Retype each record below word for word. Leave the pictures out.

[Dataset records]
'''

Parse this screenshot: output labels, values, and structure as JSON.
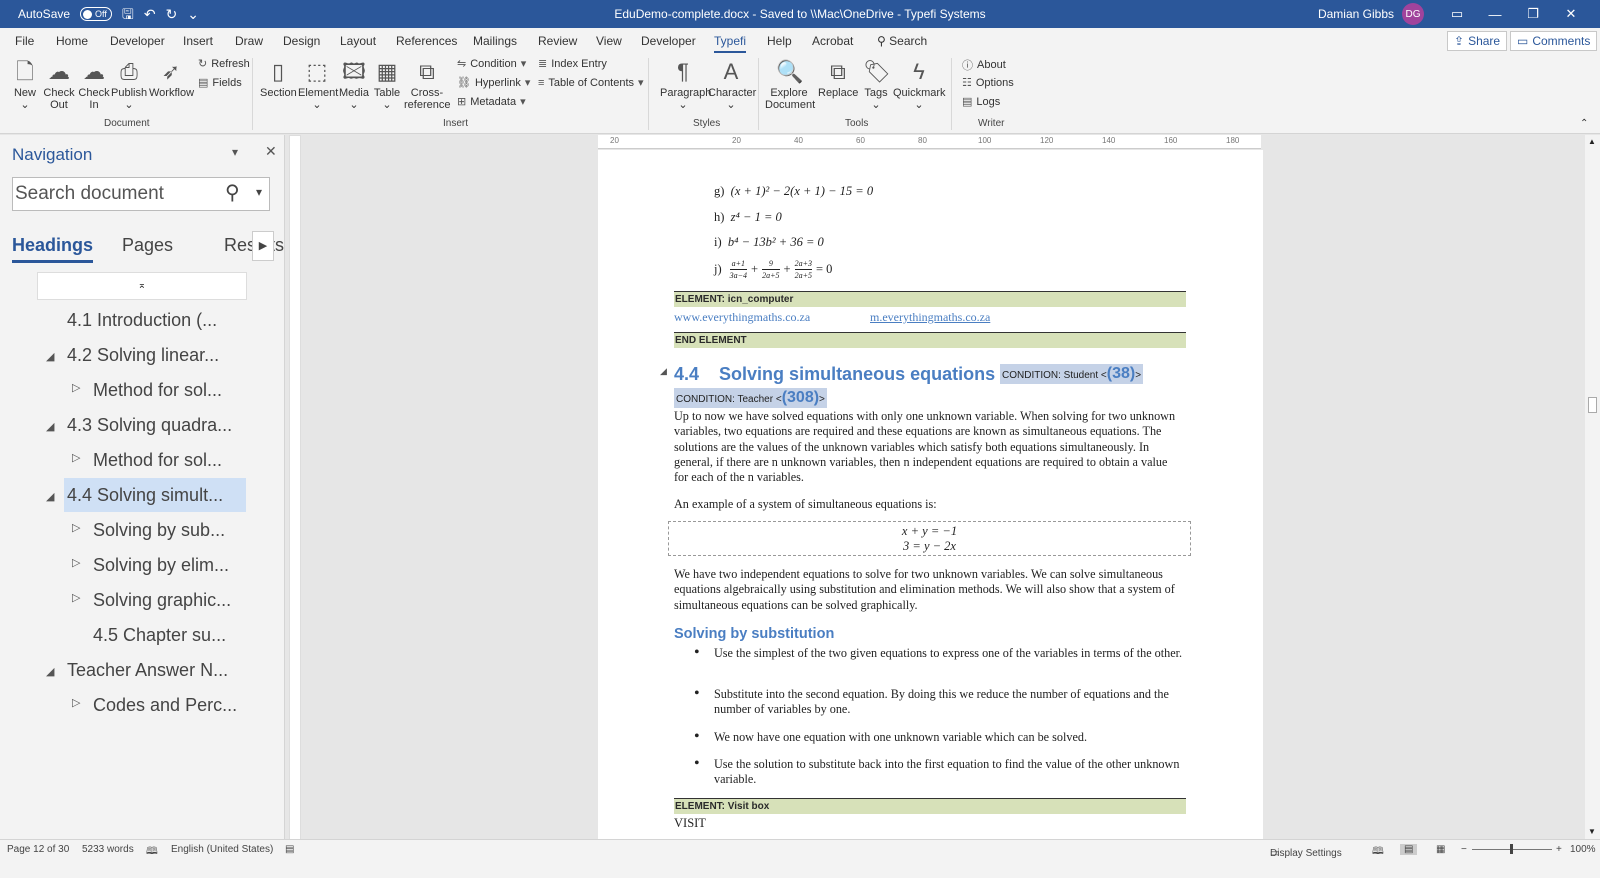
{
  "titlebar": {
    "autosave_label": "AutoSave",
    "autosave_state": "Off",
    "doc_title": "EduDemo-complete.docx  -  Saved to \\\\Mac\\OneDrive  -  Typefi Systems",
    "user_name": "Damian Gibbs",
    "user_initials": "DG"
  },
  "tabs": [
    "File",
    "Home",
    "Developer",
    "Insert",
    "Draw",
    "Design",
    "Layout",
    "References",
    "Mailings",
    "Review",
    "View",
    "Developer",
    "Typefi",
    "Help",
    "Acrobat"
  ],
  "active_tab": "Typefi",
  "search_tab": "Search",
  "share_label": "Share",
  "comments_label": "Comments",
  "ribbon": {
    "document": {
      "new": "New",
      "check_out": [
        "Check",
        "Out"
      ],
      "check_in": [
        "Check",
        "In"
      ],
      "publish": "Publish",
      "workflow": "Workflow",
      "refresh": "Refresh",
      "fields": "Fields",
      "group": "Document"
    },
    "insert": {
      "section": "Section",
      "element": "Element",
      "media": "Media",
      "table": "Table",
      "crossref": [
        "Cross-",
        "reference"
      ],
      "condition": "Condition",
      "hyperlink": "Hyperlink",
      "metadata": "Metadata",
      "index_entry": "Index Entry",
      "toc": "Table of Contents",
      "group": "Insert"
    },
    "styles": {
      "paragraph": "Paragraph",
      "character": "Character",
      "group": "Styles"
    },
    "tools": {
      "explore": [
        "Explore",
        "Document"
      ],
      "replace": "Replace",
      "tags": "Tags",
      "quickmark": "Quickmark",
      "group": "Tools"
    },
    "writer": {
      "about": "About",
      "options": "Options",
      "logs": "Logs",
      "group": "Writer"
    }
  },
  "nav": {
    "title": "Navigation",
    "search_placeholder": "Search document",
    "tabs": [
      "Headings",
      "Pages",
      "Results"
    ],
    "items": [
      "4.1 Introduction  (...",
      "4.2 Solving linear...",
      "Method for sol...",
      "4.3 Solving quadra...",
      "Method for sol...",
      "4.4 Solving simult...",
      "Solving by sub...",
      "Solving by elim...",
      "Solving graphic...",
      "4.5 Chapter su...",
      "Teacher Answer N...",
      "Codes and Perc..."
    ]
  },
  "ruler": [
    "20",
    "20",
    "40",
    "60",
    "80",
    "100",
    "120",
    "140",
    "160",
    "180"
  ],
  "doc": {
    "eqs": [
      {
        "label": "g)",
        "text": "(x + 1)² − 2(x + 1) − 15 = 0"
      },
      {
        "label": "h)",
        "text": "z⁴ − 1 = 0"
      },
      {
        "label": "i)",
        "text": "b⁴ − 13b² + 36 = 0"
      },
      {
        "label": "j)",
        "num1": "a+1",
        "den1": "3a−4",
        "num2": "9",
        "den2": "2a+5",
        "num3": "2a+3",
        "den3": "2a+5",
        "tail": "= 0"
      }
    ],
    "el1": "ELEMENT: icn_computer",
    "link1": "www.everythingmaths.co.za",
    "link2": "m.everythingmaths.co.za",
    "endel": "END ELEMENT",
    "heading_num": "4.4",
    "heading": "Solving simultaneous equations",
    "cond_student": "CONDITION: Student <",
    "cond_student_num": "(38)",
    "cond_teacher": "CONDITION: Teacher <",
    "cond_teacher_num": "(308)",
    "p1": "Up to now we have solved equations with only one unknown variable. When solving for two unknown variables, two equations are required and these equations are known as simultaneous equations. The solutions are the values of the unknown variables which satisfy both equations simultaneously. In general, if there are n unknown variables, then n independent equations are required to obtain a value for each of the n variables.",
    "p2": "An example of a system of simultaneous equations is:",
    "sys1": "x + y = −1",
    "sys2": "3 = y − 2x",
    "p3": "We have two independent equations to solve for two unknown variables. We can solve simultaneous equations algebraically using substitution and elimination methods. We will also show that a system of simultaneous equations can be solved graphically.",
    "subheading": "Solving by substitution",
    "bullets": [
      "Use the simplest of the two given equations to express one of the variables in terms of the other.",
      "Substitute into the second equation. By doing this we reduce the number of equations and the number of variables by one.",
      "We now have one equation with one unknown variable which can be solved.",
      "Use the solution to substitute back into the first equation to find the value of the other unknown variable."
    ],
    "el2": "ELEMENT: Visit box",
    "visit": "VISIT"
  },
  "status": {
    "page": "Page 12 of 30",
    "words": "5233 words",
    "language": "English (United States)",
    "display": "Display Settings",
    "zoom": "100%"
  }
}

'''

▶ SOLUTION FOR THIS EXERCISE:
Parse this screenshot: output labels, values, and structure as JSON.
{
  "titlebar": {
    "autosave_label": "AutoSave",
    "autosave_state": "Off",
    "doc_title": "EduDemo-complete.docx  -  Saved to \\\\Mac\\OneDrive  -  Typefi Systems",
    "user_name": "Damian Gibbs",
    "user_initials": "DG"
  },
  "tabs": [
    "File",
    "Home",
    "Developer",
    "Insert",
    "Draw",
    "Design",
    "Layout",
    "References",
    "Mailings",
    "Review",
    "View",
    "Developer",
    "Typefi",
    "Help",
    "Acrobat"
  ],
  "active_tab": "Typefi",
  "search_tab": "Search",
  "share_label": "Share",
  "comments_label": "Comments",
  "ribbon": {
    "document": {
      "new": "New",
      "check_out": [
        "Check",
        "Out"
      ],
      "check_in": [
        "Check",
        "In"
      ],
      "publish": "Publish",
      "workflow": "Workflow",
      "refresh": "Refresh",
      "fields": "Fields",
      "group": "Document"
    },
    "insert": {
      "section": "Section",
      "element": "Element",
      "media": "Media",
      "table": "Table",
      "crossref": [
        "Cross-",
        "reference"
      ],
      "condition": "Condition",
      "hyperlink": "Hyperlink",
      "metadata": "Metadata",
      "index_entry": "Index Entry",
      "toc": "Table of Contents",
      "group": "Insert"
    },
    "styles": {
      "paragraph": "Paragraph",
      "character": "Character",
      "group": "Styles"
    },
    "tools": {
      "explore": [
        "Explore",
        "Document"
      ],
      "replace": "Replace",
      "tags": "Tags",
      "quickmark": "Quickmark",
      "group": "Tools"
    },
    "writer": {
      "about": "About",
      "options": "Options",
      "logs": "Logs",
      "group": "Writer"
    }
  },
  "nav": {
    "title": "Navigation",
    "search_placeholder": "Search document",
    "tabs": [
      "Headings",
      "Pages",
      "Results"
    ],
    "items": [
      "4.1 Introduction  (...",
      "4.2 Solving linear...",
      "Method for sol...",
      "4.3 Solving quadra...",
      "Method for sol...",
      "4.4 Solving simult...",
      "Solving by sub...",
      "Solving by elim...",
      "Solving graphic...",
      "4.5 Chapter su...",
      "Teacher Answer N...",
      "Codes and Perc..."
    ]
  },
  "ruler": [
    "20",
    "20",
    "40",
    "60",
    "80",
    "100",
    "120",
    "140",
    "160",
    "180"
  ],
  "doc": {
    "eqs": [
      {
        "label": "g)",
        "text": "(x + 1)² − 2(x + 1) − 15 = 0"
      },
      {
        "label": "h)",
        "text": "z⁴ − 1 = 0"
      },
      {
        "label": "i)",
        "text": "b⁴ − 13b² + 36 = 0"
      },
      {
        "label": "j)",
        "num1": "a+1",
        "den1": "3a−4",
        "num2": "9",
        "den2": "2a+5",
        "num3": "2a+3",
        "den3": "2a+5",
        "tail": "= 0"
      }
    ],
    "el1": "ELEMENT: icn_computer",
    "link1": "www.everythingmaths.co.za",
    "link2": "m.everythingmaths.co.za",
    "endel": "END ELEMENT",
    "heading_num": "4.4",
    "heading": "Solving simultaneous equations",
    "cond_student": "CONDITION: Student <",
    "cond_student_num": "(38)",
    "cond_teacher": "CONDITION: Teacher <",
    "cond_teacher_num": "(308)",
    "p1": "Up to now we have solved equations with only one unknown variable. When solving for two unknown variables, two equations are required and these equations are known as simultaneous equations. The solutions are the values of the unknown variables which satisfy both equations simultaneously. In general, if there are n unknown variables, then n independent equations are required to obtain a value for each of the n variables.",
    "p2": "An example of a system of simultaneous equations is:",
    "sys1": "x + y = −1",
    "sys2": "3 = y − 2x",
    "p3": "We have two independent equations to solve for two unknown variables. We can solve simultaneous equations algebraically using substitution and elimination methods. We will also show that a system of simultaneous equations can be solved graphically.",
    "subheading": "Solving by substitution",
    "bullets": [
      "Use the simplest of the two given equations to express one of the variables in terms of the other.",
      "Substitute into the second equation. By doing this we reduce the number of equations and the number of variables by one.",
      "We now have one equation with one unknown variable which can be solved.",
      "Use the solution to substitute back into the first equation to find the value of the other unknown variable."
    ],
    "el2": "ELEMENT: Visit box",
    "visit": "VISIT"
  },
  "status": {
    "page": "Page 12 of 30",
    "words": "5233 words",
    "language": "English (United States)",
    "display": "Display Settings",
    "zoom": "100%"
  }
}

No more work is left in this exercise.